MATERIAL SUPPLIED:
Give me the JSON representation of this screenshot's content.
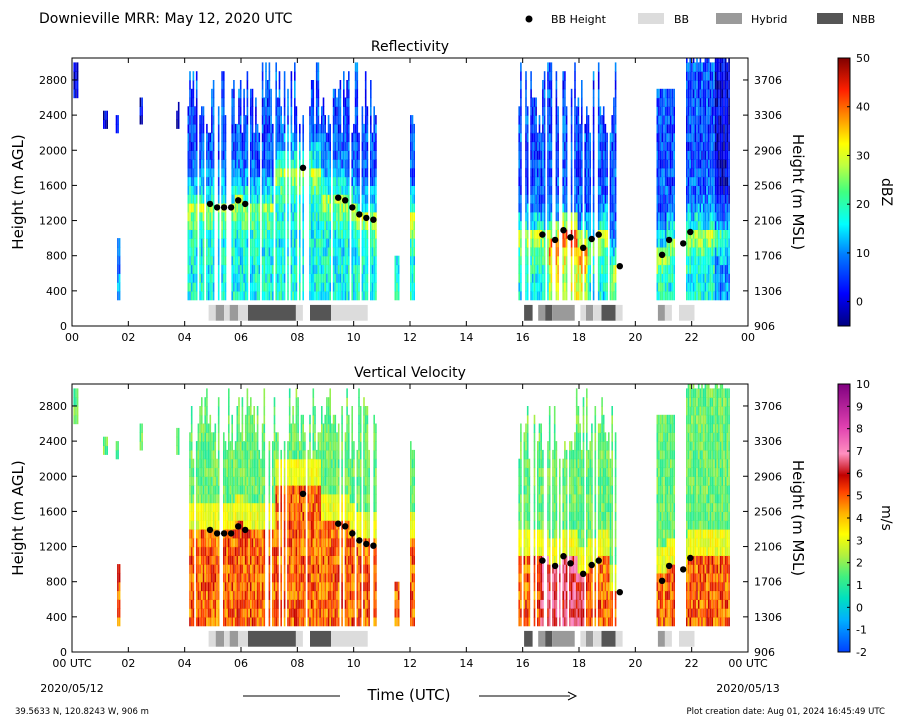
{
  "header": {
    "title": "Downieville MRR:  May 12, 2020 UTC",
    "legend": {
      "bb_height": "BB Height",
      "bb": "BB",
      "hybrid": "Hybrid",
      "nbb": "NBB"
    },
    "legend_colors": {
      "bb": "#dcdcdc",
      "hybrid": "#9a9a9a",
      "nbb": "#555555"
    }
  },
  "footer": {
    "location": "39.5633 N, 120.8243 W, 906 m",
    "creation": "Plot creation date: Aug 01, 2024 16:45:49 UTC",
    "xlabel": "Time (UTC)",
    "date_start": "2020/05/12",
    "date_end": "2020/05/13"
  },
  "chart_data": [
    {
      "type": "heatmap",
      "title": "Reflectivity",
      "ylabel": "Height (m AGL)",
      "ylabel_right": "Height (m MSL)",
      "colorbar_label": "dBZ",
      "xlim": [
        0,
        24
      ],
      "ylim": [
        0,
        3050
      ],
      "x_ticks": [
        "00",
        "02",
        "04",
        "06",
        "08",
        "10",
        "12",
        "14",
        "16",
        "18",
        "20",
        "22",
        "00"
      ],
      "y_ticks": [
        "0",
        "400",
        "800",
        "1200",
        "1600",
        "2000",
        "2400",
        "2800"
      ],
      "y_ticks_right": [
        "906",
        "1306",
        "1706",
        "2106",
        "2506",
        "2906",
        "3306",
        "3706"
      ],
      "colorbar_range": [
        -5,
        50
      ],
      "colorbar_ticks": [
        "0",
        "10",
        "20",
        "30",
        "40",
        "50"
      ],
      "bright_band_heights": {
        "x": [
          4.9,
          5.15,
          5.4,
          5.65,
          5.9,
          6.15,
          8.2,
          9.45,
          9.7,
          9.95,
          10.2,
          10.45,
          10.7,
          16.7,
          17.15,
          17.45,
          17.7,
          18.15,
          18.45,
          18.7,
          19.45,
          20.95,
          21.2,
          21.7,
          21.95
        ],
        "y": [
          1390,
          1350,
          1350,
          1350,
          1430,
          1390,
          1800,
          1460,
          1430,
          1350,
          1270,
          1230,
          1210,
          1040,
          980,
          1090,
          1010,
          890,
          990,
          1040,
          680,
          810,
          980,
          940,
          1070
        ]
      }
    },
    {
      "type": "heatmap",
      "title": "Vertical Velocity",
      "ylabel": "Height (m AGL)",
      "ylabel_right": "Height (m MSL)",
      "colorbar_label": "m/s",
      "xlim": [
        0,
        24
      ],
      "ylim": [
        0,
        3050
      ],
      "x_ticks": [
        "00 UTC",
        "02",
        "04",
        "06",
        "08",
        "10",
        "12",
        "14",
        "16",
        "18",
        "20",
        "22",
        "00 UTC"
      ],
      "y_ticks": [
        "0",
        "400",
        "800",
        "1200",
        "1600",
        "2000",
        "2400",
        "2800"
      ],
      "y_ticks_right": [
        "906",
        "1306",
        "1706",
        "2106",
        "2506",
        "2906",
        "3306",
        "3706"
      ],
      "colorbar_range": [
        -2,
        10
      ],
      "colorbar_ticks": [
        "-2",
        "-1",
        "0",
        "1",
        "2",
        "3",
        "4",
        "5",
        "6",
        "7",
        "8",
        "9",
        "10"
      ],
      "bright_band_heights": {
        "x": [
          4.9,
          5.15,
          5.4,
          5.65,
          5.9,
          6.15,
          8.2,
          9.45,
          9.7,
          9.95,
          10.2,
          10.45,
          10.7,
          16.7,
          17.15,
          17.45,
          17.7,
          18.15,
          18.45,
          18.7,
          19.45,
          20.95,
          21.2,
          21.7,
          21.95
        ],
        "y": [
          1390,
          1350,
          1350,
          1350,
          1430,
          1390,
          1800,
          1460,
          1430,
          1350,
          1270,
          1230,
          1210,
          1040,
          980,
          1090,
          1010,
          890,
          990,
          1040,
          680,
          810,
          980,
          940,
          1070
        ]
      }
    }
  ],
  "bb_type_segments": [
    {
      "start": 4.85,
      "end": 5.1,
      "type": "bb"
    },
    {
      "start": 5.1,
      "end": 5.4,
      "type": "hybrid"
    },
    {
      "start": 5.4,
      "end": 5.6,
      "type": "bb"
    },
    {
      "start": 5.6,
      "end": 5.9,
      "type": "hybrid"
    },
    {
      "start": 5.9,
      "end": 6.25,
      "type": "bb"
    },
    {
      "start": 6.25,
      "end": 7.95,
      "type": "nbb"
    },
    {
      "start": 7.95,
      "end": 8.2,
      "type": "bb"
    },
    {
      "start": 8.45,
      "end": 9.2,
      "type": "nbb"
    },
    {
      "start": 9.2,
      "end": 10.5,
      "type": "bb"
    },
    {
      "start": 16.05,
      "end": 16.35,
      "type": "nbb"
    },
    {
      "start": 16.55,
      "end": 16.8,
      "type": "hybrid"
    },
    {
      "start": 16.8,
      "end": 17.05,
      "type": "nbb"
    },
    {
      "start": 17.05,
      "end": 17.85,
      "type": "hybrid"
    },
    {
      "start": 18.05,
      "end": 18.25,
      "type": "bb"
    },
    {
      "start": 18.25,
      "end": 18.5,
      "type": "hybrid"
    },
    {
      "start": 18.5,
      "end": 18.8,
      "type": "bb"
    },
    {
      "start": 18.8,
      "end": 19.3,
      "type": "nbb"
    },
    {
      "start": 19.3,
      "end": 19.55,
      "type": "bb"
    },
    {
      "start": 20.8,
      "end": 21.05,
      "type": "hybrid"
    },
    {
      "start": 21.05,
      "end": 21.3,
      "type": "bb"
    },
    {
      "start": 21.55,
      "end": 22.1,
      "type": "bb"
    }
  ],
  "data_segments": [
    {
      "start": 0.05,
      "end": 0.2,
      "top": 3000,
      "bottom": 2600
    },
    {
      "start": 1.1,
      "end": 1.25,
      "top": 2450,
      "bottom": 2250
    },
    {
      "start": 1.55,
      "end": 1.65,
      "top": 2400,
      "bottom": 2200
    },
    {
      "start": 1.6,
      "end": 1.7,
      "top": 1000,
      "bottom": 300
    },
    {
      "start": 2.4,
      "end": 2.5,
      "top": 2600,
      "bottom": 2300
    },
    {
      "start": 3.7,
      "end": 3.8,
      "top": 2500,
      "bottom": 2250
    },
    {
      "start": 4.1,
      "end": 10.8,
      "top": 3000,
      "bottom": 300
    },
    {
      "start": 11.45,
      "end": 11.6,
      "top": 800,
      "bottom": 300
    },
    {
      "start": 12.0,
      "end": 12.15,
      "top": 2350,
      "bottom": 300
    },
    {
      "start": 15.85,
      "end": 19.3,
      "top": 3000,
      "bottom": 300
    },
    {
      "start": 20.75,
      "end": 21.4,
      "top": 2700,
      "bottom": 300
    },
    {
      "start": 21.8,
      "end": 23.3,
      "top": 3050,
      "bottom": 300
    }
  ]
}
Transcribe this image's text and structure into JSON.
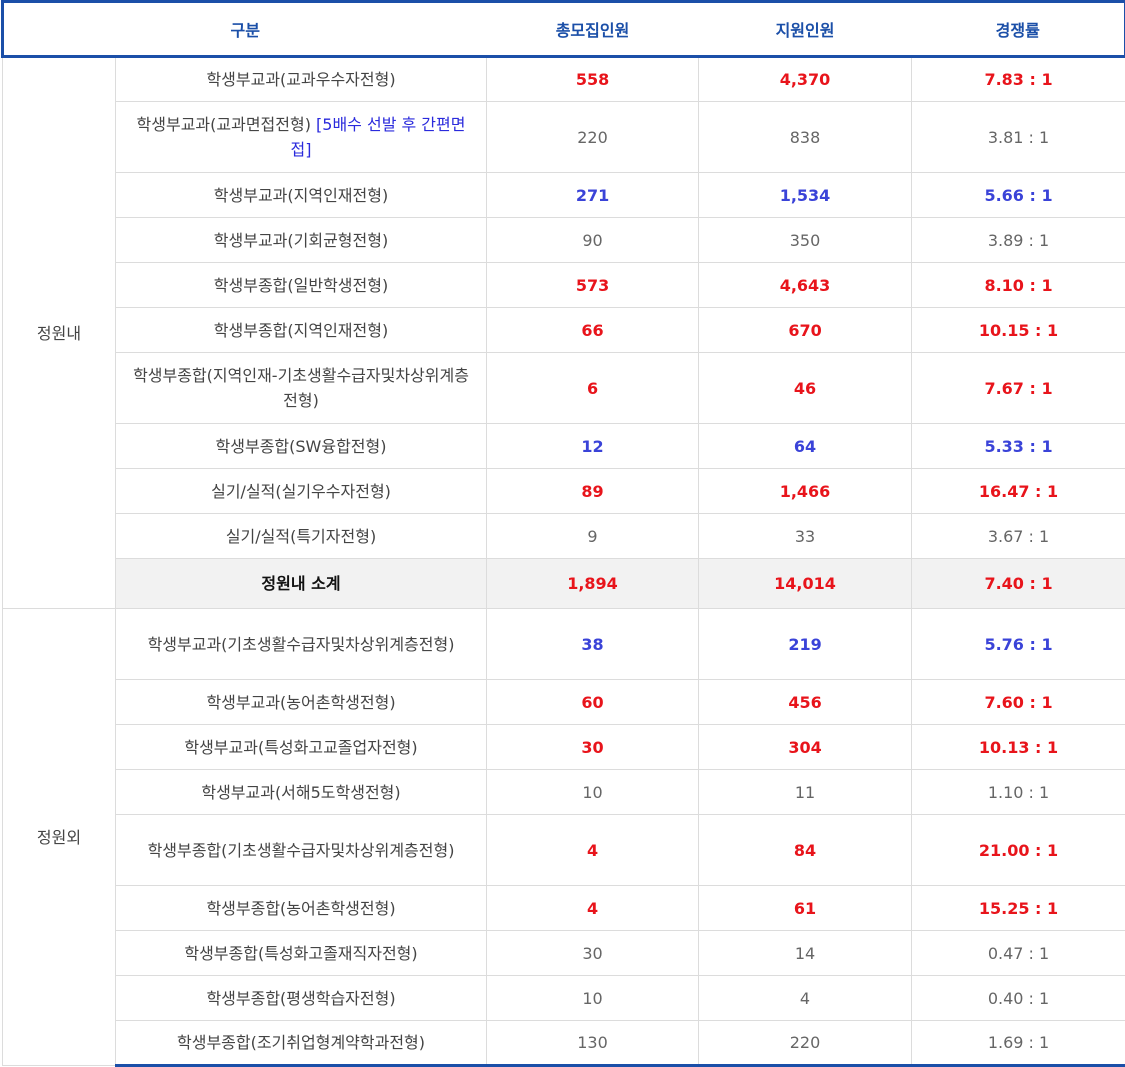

GIVEN TASK: Reproduce the material in its entirety and word for word, without the pictures.

SOLUTION FOR THIS EXERCISE:
Give me the JSON representation of this screenshot's content.
{
  "header": {
    "title": "Downieville MRR:  May 12, 2020 UTC",
    "legend": {
      "bb_height": "BB Height",
      "bb": "BB",
      "hybrid": "Hybrid",
      "nbb": "NBB"
    },
    "legend_colors": {
      "bb": "#dcdcdc",
      "hybrid": "#9a9a9a",
      "nbb": "#555555"
    }
  },
  "footer": {
    "location": "39.5633 N, 120.8243 W, 906 m",
    "creation": "Plot creation date: Aug 01, 2024 16:45:49 UTC",
    "xlabel": "Time (UTC)",
    "date_start": "2020/05/12",
    "date_end": "2020/05/13"
  },
  "chart_data": [
    {
      "type": "heatmap",
      "title": "Reflectivity",
      "ylabel": "Height (m AGL)",
      "ylabel_right": "Height (m MSL)",
      "colorbar_label": "dBZ",
      "xlim": [
        0,
        24
      ],
      "ylim": [
        0,
        3050
      ],
      "x_ticks": [
        "00",
        "02",
        "04",
        "06",
        "08",
        "10",
        "12",
        "14",
        "16",
        "18",
        "20",
        "22",
        "00"
      ],
      "y_ticks": [
        "0",
        "400",
        "800",
        "1200",
        "1600",
        "2000",
        "2400",
        "2800"
      ],
      "y_ticks_right": [
        "906",
        "1306",
        "1706",
        "2106",
        "2506",
        "2906",
        "3306",
        "3706"
      ],
      "colorbar_range": [
        -5,
        50
      ],
      "colorbar_ticks": [
        "0",
        "10",
        "20",
        "30",
        "40",
        "50"
      ],
      "bright_band_heights": {
        "x": [
          4.9,
          5.15,
          5.4,
          5.65,
          5.9,
          6.15,
          8.2,
          9.45,
          9.7,
          9.95,
          10.2,
          10.45,
          10.7,
          16.7,
          17.15,
          17.45,
          17.7,
          18.15,
          18.45,
          18.7,
          19.45,
          20.95,
          21.2,
          21.7,
          21.95
        ],
        "y": [
          1390,
          1350,
          1350,
          1350,
          1430,
          1390,
          1800,
          1460,
          1430,
          1350,
          1270,
          1230,
          1210,
          1040,
          980,
          1090,
          1010,
          890,
          990,
          1040,
          680,
          810,
          980,
          940,
          1070
        ]
      }
    },
    {
      "type": "heatmap",
      "title": "Vertical Velocity",
      "ylabel": "Height (m AGL)",
      "ylabel_right": "Height (m MSL)",
      "colorbar_label": "m/s",
      "xlim": [
        0,
        24
      ],
      "ylim": [
        0,
        3050
      ],
      "x_ticks": [
        "00 UTC",
        "02",
        "04",
        "06",
        "08",
        "10",
        "12",
        "14",
        "16",
        "18",
        "20",
        "22",
        "00 UTC"
      ],
      "y_ticks": [
        "0",
        "400",
        "800",
        "1200",
        "1600",
        "2000",
        "2400",
        "2800"
      ],
      "y_ticks_right": [
        "906",
        "1306",
        "1706",
        "2106",
        "2506",
        "2906",
        "3306",
        "3706"
      ],
      "colorbar_range": [
        -2,
        10
      ],
      "colorbar_ticks": [
        "-2",
        "-1",
        "0",
        "1",
        "2",
        "3",
        "4",
        "5",
        "6",
        "7",
        "8",
        "9",
        "10"
      ],
      "bright_band_heights": {
        "x": [
          4.9,
          5.15,
          5.4,
          5.65,
          5.9,
          6.15,
          8.2,
          9.45,
          9.7,
          9.95,
          10.2,
          10.45,
          10.7,
          16.7,
          17.15,
          17.45,
          17.7,
          18.15,
          18.45,
          18.7,
          19.45,
          20.95,
          21.2,
          21.7,
          21.95
        ],
        "y": [
          1390,
          1350,
          1350,
          1350,
          1430,
          1390,
          1800,
          1460,
          1430,
          1350,
          1270,
          1230,
          1210,
          1040,
          980,
          1090,
          1010,
          890,
          990,
          1040,
          680,
          810,
          980,
          940,
          1070
        ]
      }
    }
  ],
  "bb_type_segments": [
    {
      "start": 4.85,
      "end": 5.1,
      "type": "bb"
    },
    {
      "start": 5.1,
      "end": 5.4,
      "type": "hybrid"
    },
    {
      "start": 5.4,
      "end": 5.6,
      "type": "bb"
    },
    {
      "start": 5.6,
      "end": 5.9,
      "type": "hybrid"
    },
    {
      "start": 5.9,
      "end": 6.25,
      "type": "bb"
    },
    {
      "start": 6.25,
      "end": 7.95,
      "type": "nbb"
    },
    {
      "start": 7.95,
      "end": 8.2,
      "type": "bb"
    },
    {
      "start": 8.45,
      "end": 9.2,
      "type": "nbb"
    },
    {
      "start": 9.2,
      "end": 10.5,
      "type": "bb"
    },
    {
      "start": 16.05,
      "end": 16.35,
      "type": "nbb"
    },
    {
      "start": 16.55,
      "end": 16.8,
      "type": "hybrid"
    },
    {
      "start": 16.8,
      "end": 17.05,
      "type": "nbb"
    },
    {
      "start": 17.05,
      "end": 17.85,
      "type": "hybrid"
    },
    {
      "start": 18.05,
      "end": 18.25,
      "type": "bb"
    },
    {
      "start": 18.25,
      "end": 18.5,
      "type": "hybrid"
    },
    {
      "start": 18.5,
      "end": 18.8,
      "type": "bb"
    },
    {
      "start": 18.8,
      "end": 19.3,
      "type": "nbb"
    },
    {
      "start": 19.3,
      "end": 19.55,
      "type": "bb"
    },
    {
      "start": 20.8,
      "end": 21.05,
      "type": "hybrid"
    },
    {
      "start": 21.05,
      "end": 21.3,
      "type": "bb"
    },
    {
      "start": 21.55,
      "end": 22.1,
      "type": "bb"
    }
  ],
  "data_segments": [
    {
      "start": 0.05,
      "end": 0.2,
      "top": 3000,
      "bottom": 2600
    },
    {
      "start": 1.1,
      "end": 1.25,
      "top": 2450,
      "bottom": 2250
    },
    {
      "start": 1.55,
      "end": 1.65,
      "top": 2400,
      "bottom": 2200
    },
    {
      "start": 1.6,
      "end": 1.7,
      "top": 1000,
      "bottom": 300
    },
    {
      "start": 2.4,
      "end": 2.5,
      "top": 2600,
      "bottom": 2300
    },
    {
      "start": 3.7,
      "end": 3.8,
      "top": 2500,
      "bottom": 2250
    },
    {
      "start": 4.1,
      "end": 10.8,
      "top": 3000,
      "bottom": 300
    },
    {
      "start": 11.45,
      "end": 11.6,
      "top": 800,
      "bottom": 300
    },
    {
      "start": 12.0,
      "end": 12.15,
      "top": 2350,
      "bottom": 300
    },
    {
      "start": 15.85,
      "end": 19.3,
      "top": 3000,
      "bottom": 300
    },
    {
      "start": 20.75,
      "end": 21.4,
      "top": 2700,
      "bottom": 300
    },
    {
      "start": 21.8,
      "end": 23.3,
      "top": 3050,
      "bottom": 300
    }
  ]
}
Transcribe this image's text and structure into JSON.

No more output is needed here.